--- Given task ---
Omit all images. Write out the rest of the material exactly.

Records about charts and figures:
--- Start ---
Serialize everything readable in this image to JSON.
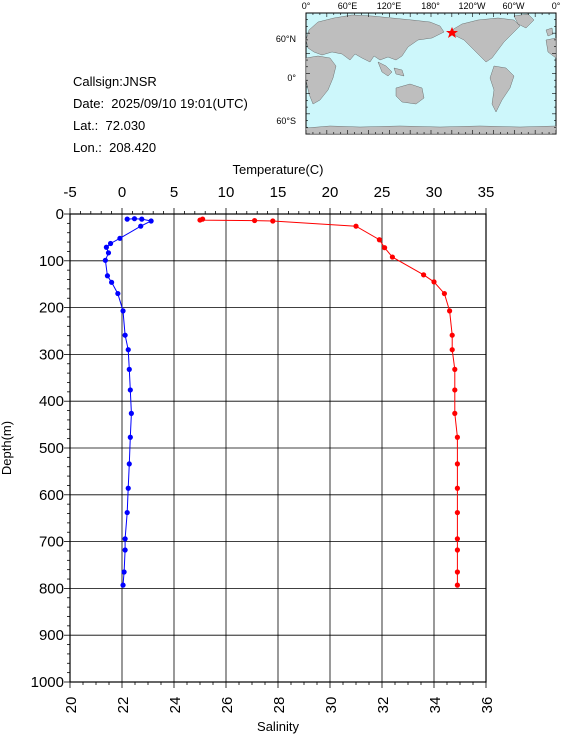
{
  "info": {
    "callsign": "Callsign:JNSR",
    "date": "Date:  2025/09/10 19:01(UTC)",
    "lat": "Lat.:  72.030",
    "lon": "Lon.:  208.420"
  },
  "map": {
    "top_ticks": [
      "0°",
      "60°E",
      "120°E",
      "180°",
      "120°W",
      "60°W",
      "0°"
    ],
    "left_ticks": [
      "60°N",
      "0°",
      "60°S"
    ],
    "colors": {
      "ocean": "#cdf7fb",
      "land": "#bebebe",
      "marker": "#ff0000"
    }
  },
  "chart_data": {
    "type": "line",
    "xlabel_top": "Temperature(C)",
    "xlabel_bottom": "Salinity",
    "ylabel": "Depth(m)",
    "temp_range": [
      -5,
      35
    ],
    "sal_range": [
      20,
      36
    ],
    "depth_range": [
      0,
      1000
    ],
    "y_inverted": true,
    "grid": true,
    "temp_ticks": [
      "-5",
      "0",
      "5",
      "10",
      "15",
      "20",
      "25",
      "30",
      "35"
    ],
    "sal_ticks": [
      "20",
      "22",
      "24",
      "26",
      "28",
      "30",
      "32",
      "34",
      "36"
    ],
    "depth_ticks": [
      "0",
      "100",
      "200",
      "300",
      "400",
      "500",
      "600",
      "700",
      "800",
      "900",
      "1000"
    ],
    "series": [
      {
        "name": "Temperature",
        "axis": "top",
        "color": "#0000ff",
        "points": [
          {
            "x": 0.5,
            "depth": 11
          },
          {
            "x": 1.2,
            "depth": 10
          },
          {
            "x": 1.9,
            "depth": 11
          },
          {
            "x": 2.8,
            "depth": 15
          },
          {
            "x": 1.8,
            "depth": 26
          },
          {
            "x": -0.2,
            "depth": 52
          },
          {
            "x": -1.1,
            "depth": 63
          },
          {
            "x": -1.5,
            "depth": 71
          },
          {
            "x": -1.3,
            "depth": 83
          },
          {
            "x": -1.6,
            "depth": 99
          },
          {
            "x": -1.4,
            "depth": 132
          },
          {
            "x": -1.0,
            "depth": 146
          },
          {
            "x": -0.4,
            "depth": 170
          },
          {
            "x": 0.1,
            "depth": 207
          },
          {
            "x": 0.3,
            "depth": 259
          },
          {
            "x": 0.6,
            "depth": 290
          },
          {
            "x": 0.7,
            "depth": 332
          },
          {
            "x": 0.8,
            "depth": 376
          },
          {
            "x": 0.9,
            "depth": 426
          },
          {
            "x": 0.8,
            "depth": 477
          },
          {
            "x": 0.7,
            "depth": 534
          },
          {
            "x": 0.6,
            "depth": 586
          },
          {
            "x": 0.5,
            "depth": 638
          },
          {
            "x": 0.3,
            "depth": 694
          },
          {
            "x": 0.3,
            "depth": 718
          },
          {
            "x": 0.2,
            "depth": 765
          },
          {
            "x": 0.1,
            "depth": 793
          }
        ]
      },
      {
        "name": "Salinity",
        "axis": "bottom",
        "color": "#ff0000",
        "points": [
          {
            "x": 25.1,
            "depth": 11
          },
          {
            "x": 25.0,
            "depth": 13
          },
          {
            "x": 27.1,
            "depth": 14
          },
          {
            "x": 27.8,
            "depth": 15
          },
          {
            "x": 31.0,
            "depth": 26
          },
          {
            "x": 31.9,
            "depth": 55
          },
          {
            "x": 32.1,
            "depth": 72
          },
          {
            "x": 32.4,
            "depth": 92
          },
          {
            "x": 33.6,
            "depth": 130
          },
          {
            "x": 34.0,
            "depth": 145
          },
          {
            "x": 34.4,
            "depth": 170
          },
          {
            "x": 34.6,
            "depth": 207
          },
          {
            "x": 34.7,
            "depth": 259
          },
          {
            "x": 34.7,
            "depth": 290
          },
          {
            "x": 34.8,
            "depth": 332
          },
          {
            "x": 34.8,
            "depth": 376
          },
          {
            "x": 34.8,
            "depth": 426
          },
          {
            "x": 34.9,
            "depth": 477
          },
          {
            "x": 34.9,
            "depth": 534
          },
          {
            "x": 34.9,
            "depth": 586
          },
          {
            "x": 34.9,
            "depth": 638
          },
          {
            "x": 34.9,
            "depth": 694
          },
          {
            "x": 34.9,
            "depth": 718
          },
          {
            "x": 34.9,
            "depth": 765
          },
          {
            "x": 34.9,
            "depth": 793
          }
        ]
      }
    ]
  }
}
--- End ---
--- Result of the exercise ---
Serialize everything readable in this image to JSON.
{
  "info": {
    "callsign": "Callsign:JNSR",
    "date": "Date:  2025/09/10 19:01(UTC)",
    "lat": "Lat.:  72.030",
    "lon": "Lon.:  208.420"
  },
  "map": {
    "top_ticks": [
      "0°",
      "60°E",
      "120°E",
      "180°",
      "120°W",
      "60°W",
      "0°"
    ],
    "left_ticks": [
      "60°N",
      "0°",
      "60°S"
    ],
    "colors": {
      "ocean": "#cdf7fb",
      "land": "#bebebe",
      "marker": "#ff0000"
    }
  },
  "chart_data": {
    "type": "line",
    "xlabel_top": "Temperature(C)",
    "xlabel_bottom": "Salinity",
    "ylabel": "Depth(m)",
    "temp_range": [
      -5,
      35
    ],
    "sal_range": [
      20,
      36
    ],
    "depth_range": [
      0,
      1000
    ],
    "y_inverted": true,
    "grid": true,
    "temp_ticks": [
      "-5",
      "0",
      "5",
      "10",
      "15",
      "20",
      "25",
      "30",
      "35"
    ],
    "sal_ticks": [
      "20",
      "22",
      "24",
      "26",
      "28",
      "30",
      "32",
      "34",
      "36"
    ],
    "depth_ticks": [
      "0",
      "100",
      "200",
      "300",
      "400",
      "500",
      "600",
      "700",
      "800",
      "900",
      "1000"
    ],
    "series": [
      {
        "name": "Temperature",
        "axis": "top",
        "color": "#0000ff",
        "points": [
          {
            "x": 0.5,
            "depth": 11
          },
          {
            "x": 1.2,
            "depth": 10
          },
          {
            "x": 1.9,
            "depth": 11
          },
          {
            "x": 2.8,
            "depth": 15
          },
          {
            "x": 1.8,
            "depth": 26
          },
          {
            "x": -0.2,
            "depth": 52
          },
          {
            "x": -1.1,
            "depth": 63
          },
          {
            "x": -1.5,
            "depth": 71
          },
          {
            "x": -1.3,
            "depth": 83
          },
          {
            "x": -1.6,
            "depth": 99
          },
          {
            "x": -1.4,
            "depth": 132
          },
          {
            "x": -1.0,
            "depth": 146
          },
          {
            "x": -0.4,
            "depth": 170
          },
          {
            "x": 0.1,
            "depth": 207
          },
          {
            "x": 0.3,
            "depth": 259
          },
          {
            "x": 0.6,
            "depth": 290
          },
          {
            "x": 0.7,
            "depth": 332
          },
          {
            "x": 0.8,
            "depth": 376
          },
          {
            "x": 0.9,
            "depth": 426
          },
          {
            "x": 0.8,
            "depth": 477
          },
          {
            "x": 0.7,
            "depth": 534
          },
          {
            "x": 0.6,
            "depth": 586
          },
          {
            "x": 0.5,
            "depth": 638
          },
          {
            "x": 0.3,
            "depth": 694
          },
          {
            "x": 0.3,
            "depth": 718
          },
          {
            "x": 0.2,
            "depth": 765
          },
          {
            "x": 0.1,
            "depth": 793
          }
        ]
      },
      {
        "name": "Salinity",
        "axis": "bottom",
        "color": "#ff0000",
        "points": [
          {
            "x": 25.1,
            "depth": 11
          },
          {
            "x": 25.0,
            "depth": 13
          },
          {
            "x": 27.1,
            "depth": 14
          },
          {
            "x": 27.8,
            "depth": 15
          },
          {
            "x": 31.0,
            "depth": 26
          },
          {
            "x": 31.9,
            "depth": 55
          },
          {
            "x": 32.1,
            "depth": 72
          },
          {
            "x": 32.4,
            "depth": 92
          },
          {
            "x": 33.6,
            "depth": 130
          },
          {
            "x": 34.0,
            "depth": 145
          },
          {
            "x": 34.4,
            "depth": 170
          },
          {
            "x": 34.6,
            "depth": 207
          },
          {
            "x": 34.7,
            "depth": 259
          },
          {
            "x": 34.7,
            "depth": 290
          },
          {
            "x": 34.8,
            "depth": 332
          },
          {
            "x": 34.8,
            "depth": 376
          },
          {
            "x": 34.8,
            "depth": 426
          },
          {
            "x": 34.9,
            "depth": 477
          },
          {
            "x": 34.9,
            "depth": 534
          },
          {
            "x": 34.9,
            "depth": 586
          },
          {
            "x": 34.9,
            "depth": 638
          },
          {
            "x": 34.9,
            "depth": 694
          },
          {
            "x": 34.9,
            "depth": 718
          },
          {
            "x": 34.9,
            "depth": 765
          },
          {
            "x": 34.9,
            "depth": 793
          }
        ]
      }
    ]
  }
}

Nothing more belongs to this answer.